Written task
Give the number of lines that contain the string "prproj", and nothing else.

○ ○ ○ ○

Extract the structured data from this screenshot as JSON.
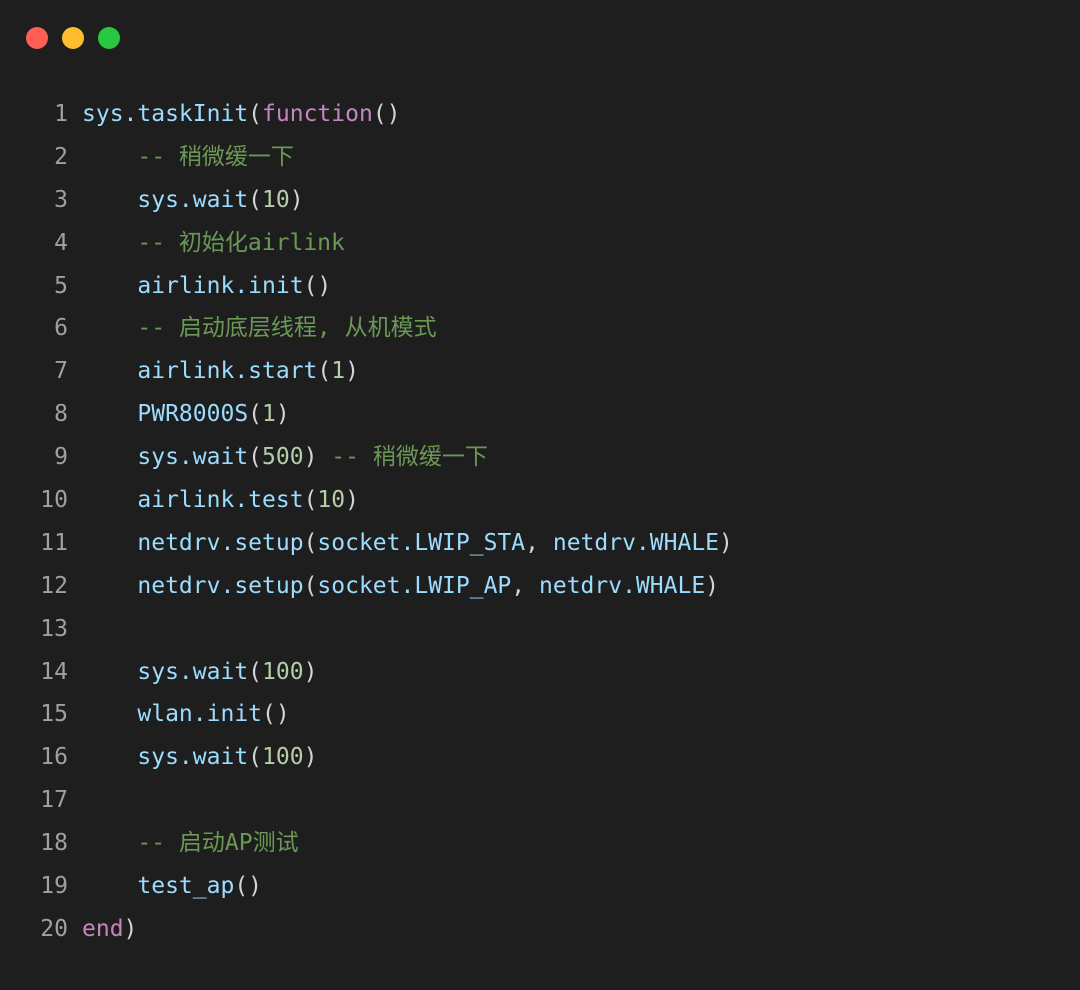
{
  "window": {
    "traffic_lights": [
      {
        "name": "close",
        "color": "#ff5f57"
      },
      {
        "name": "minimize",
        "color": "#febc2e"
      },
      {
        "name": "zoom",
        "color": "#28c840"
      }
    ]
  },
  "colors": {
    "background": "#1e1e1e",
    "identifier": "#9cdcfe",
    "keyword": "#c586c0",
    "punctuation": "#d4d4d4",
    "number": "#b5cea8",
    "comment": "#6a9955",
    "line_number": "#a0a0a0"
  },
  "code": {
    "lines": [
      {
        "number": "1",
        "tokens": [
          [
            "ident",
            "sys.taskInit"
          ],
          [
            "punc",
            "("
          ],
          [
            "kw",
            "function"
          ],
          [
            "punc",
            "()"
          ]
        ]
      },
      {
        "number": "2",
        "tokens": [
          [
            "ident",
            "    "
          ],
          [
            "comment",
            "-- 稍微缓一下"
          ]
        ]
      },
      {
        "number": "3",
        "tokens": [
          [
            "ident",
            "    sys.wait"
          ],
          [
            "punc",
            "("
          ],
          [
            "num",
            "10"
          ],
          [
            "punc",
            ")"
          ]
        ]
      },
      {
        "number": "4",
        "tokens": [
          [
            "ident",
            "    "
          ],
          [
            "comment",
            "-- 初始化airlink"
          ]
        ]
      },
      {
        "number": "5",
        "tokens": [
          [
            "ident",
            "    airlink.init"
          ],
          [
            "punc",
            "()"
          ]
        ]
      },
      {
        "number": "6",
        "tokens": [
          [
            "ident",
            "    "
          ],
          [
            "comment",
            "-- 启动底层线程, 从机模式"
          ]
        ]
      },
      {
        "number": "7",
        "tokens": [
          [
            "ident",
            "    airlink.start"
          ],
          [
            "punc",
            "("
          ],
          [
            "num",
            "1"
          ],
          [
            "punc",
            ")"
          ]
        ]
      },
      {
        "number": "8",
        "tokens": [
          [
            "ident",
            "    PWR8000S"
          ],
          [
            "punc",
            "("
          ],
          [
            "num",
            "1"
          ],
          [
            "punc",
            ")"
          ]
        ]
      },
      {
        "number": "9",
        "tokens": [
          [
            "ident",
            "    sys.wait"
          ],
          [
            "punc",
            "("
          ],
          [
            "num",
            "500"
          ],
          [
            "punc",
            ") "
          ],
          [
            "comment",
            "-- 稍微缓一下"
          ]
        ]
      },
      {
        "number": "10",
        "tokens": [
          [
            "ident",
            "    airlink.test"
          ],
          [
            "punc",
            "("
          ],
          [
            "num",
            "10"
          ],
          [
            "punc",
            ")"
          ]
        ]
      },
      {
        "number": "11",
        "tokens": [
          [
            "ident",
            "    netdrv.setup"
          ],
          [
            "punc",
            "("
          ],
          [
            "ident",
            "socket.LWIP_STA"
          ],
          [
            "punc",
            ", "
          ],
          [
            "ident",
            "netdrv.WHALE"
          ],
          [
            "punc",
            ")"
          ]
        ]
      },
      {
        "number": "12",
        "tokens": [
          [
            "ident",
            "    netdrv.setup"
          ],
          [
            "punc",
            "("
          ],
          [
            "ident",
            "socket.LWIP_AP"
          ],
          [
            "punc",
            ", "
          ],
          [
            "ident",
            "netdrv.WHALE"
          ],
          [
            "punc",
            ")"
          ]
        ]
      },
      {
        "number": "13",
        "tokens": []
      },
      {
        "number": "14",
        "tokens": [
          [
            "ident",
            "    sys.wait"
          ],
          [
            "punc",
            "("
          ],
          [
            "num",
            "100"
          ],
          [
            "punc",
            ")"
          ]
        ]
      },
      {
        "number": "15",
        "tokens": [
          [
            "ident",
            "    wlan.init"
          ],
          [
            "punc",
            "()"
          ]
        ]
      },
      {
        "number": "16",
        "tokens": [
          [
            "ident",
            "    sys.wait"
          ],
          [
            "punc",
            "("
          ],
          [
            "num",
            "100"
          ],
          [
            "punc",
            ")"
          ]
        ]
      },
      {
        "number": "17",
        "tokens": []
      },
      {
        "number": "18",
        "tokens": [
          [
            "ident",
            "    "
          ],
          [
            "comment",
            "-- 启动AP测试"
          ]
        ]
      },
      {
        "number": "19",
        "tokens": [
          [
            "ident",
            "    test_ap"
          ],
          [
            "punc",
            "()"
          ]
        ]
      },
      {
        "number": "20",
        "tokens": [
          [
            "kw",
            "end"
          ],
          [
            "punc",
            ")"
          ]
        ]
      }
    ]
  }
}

○ ○ ○ ○

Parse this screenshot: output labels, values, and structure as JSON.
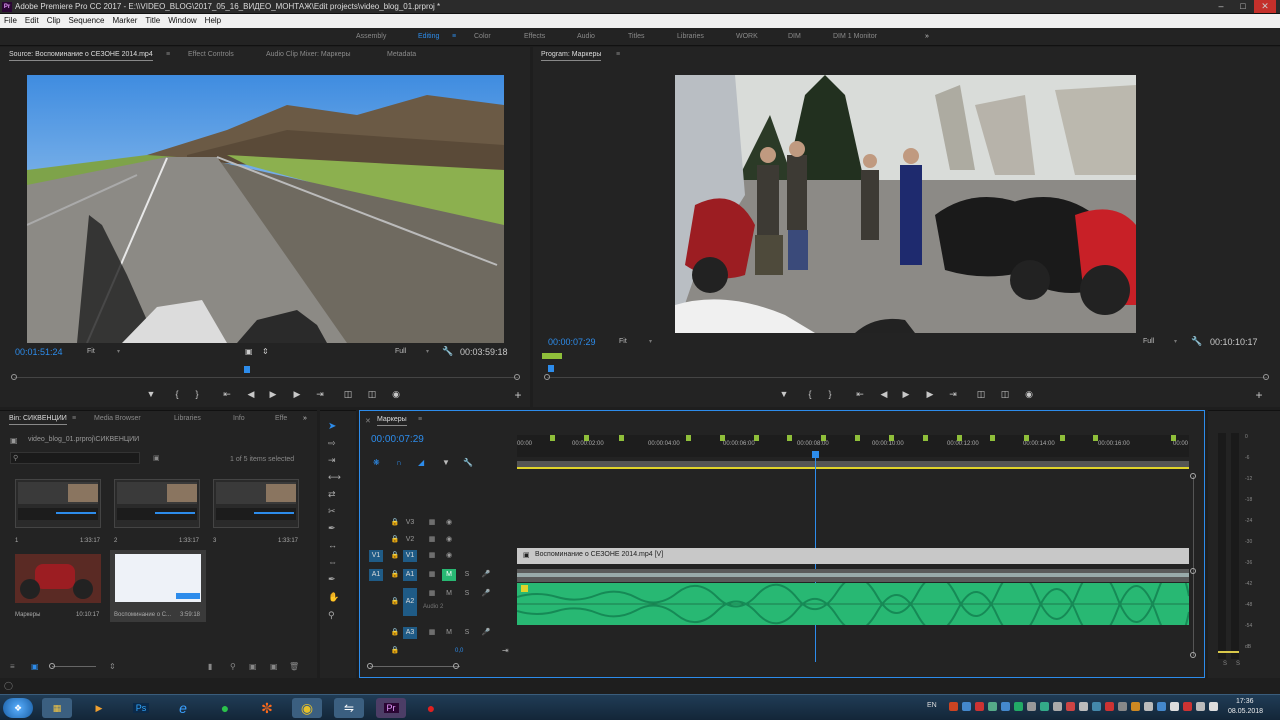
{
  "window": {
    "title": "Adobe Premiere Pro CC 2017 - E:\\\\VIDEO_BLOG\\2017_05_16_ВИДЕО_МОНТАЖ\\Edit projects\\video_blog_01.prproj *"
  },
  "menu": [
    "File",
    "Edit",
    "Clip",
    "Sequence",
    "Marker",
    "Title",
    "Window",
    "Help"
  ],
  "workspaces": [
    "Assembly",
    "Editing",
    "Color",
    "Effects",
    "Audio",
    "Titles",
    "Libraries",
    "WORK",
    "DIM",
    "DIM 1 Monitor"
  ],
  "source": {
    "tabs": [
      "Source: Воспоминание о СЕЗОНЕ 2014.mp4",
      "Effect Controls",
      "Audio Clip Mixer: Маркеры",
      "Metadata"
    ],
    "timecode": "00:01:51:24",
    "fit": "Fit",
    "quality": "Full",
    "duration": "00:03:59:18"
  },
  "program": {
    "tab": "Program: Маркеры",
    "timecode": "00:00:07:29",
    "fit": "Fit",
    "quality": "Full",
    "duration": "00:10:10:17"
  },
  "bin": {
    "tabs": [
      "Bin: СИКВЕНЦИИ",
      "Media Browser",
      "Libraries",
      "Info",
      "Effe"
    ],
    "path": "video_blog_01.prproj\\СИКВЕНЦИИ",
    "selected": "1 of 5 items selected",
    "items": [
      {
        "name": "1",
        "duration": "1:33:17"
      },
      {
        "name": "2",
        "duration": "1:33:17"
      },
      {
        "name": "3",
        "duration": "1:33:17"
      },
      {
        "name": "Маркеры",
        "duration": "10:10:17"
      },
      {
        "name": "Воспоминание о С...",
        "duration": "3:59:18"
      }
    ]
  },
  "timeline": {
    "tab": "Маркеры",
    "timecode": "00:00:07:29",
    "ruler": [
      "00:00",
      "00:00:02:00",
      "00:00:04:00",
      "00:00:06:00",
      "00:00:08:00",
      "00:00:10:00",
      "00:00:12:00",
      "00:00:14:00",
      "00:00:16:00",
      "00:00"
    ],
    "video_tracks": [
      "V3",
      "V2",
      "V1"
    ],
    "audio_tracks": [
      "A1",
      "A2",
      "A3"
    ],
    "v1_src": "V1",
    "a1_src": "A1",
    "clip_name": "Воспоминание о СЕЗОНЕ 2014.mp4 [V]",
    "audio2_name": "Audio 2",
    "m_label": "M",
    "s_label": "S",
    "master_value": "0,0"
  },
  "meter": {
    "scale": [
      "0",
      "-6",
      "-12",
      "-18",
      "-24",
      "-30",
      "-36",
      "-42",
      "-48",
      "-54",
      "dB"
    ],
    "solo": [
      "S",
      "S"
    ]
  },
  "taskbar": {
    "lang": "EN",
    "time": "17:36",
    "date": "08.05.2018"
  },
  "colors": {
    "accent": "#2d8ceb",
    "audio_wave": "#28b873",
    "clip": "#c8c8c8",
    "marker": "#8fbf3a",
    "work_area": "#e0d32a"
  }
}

○ ○ ○ ○

Result of this exercise
2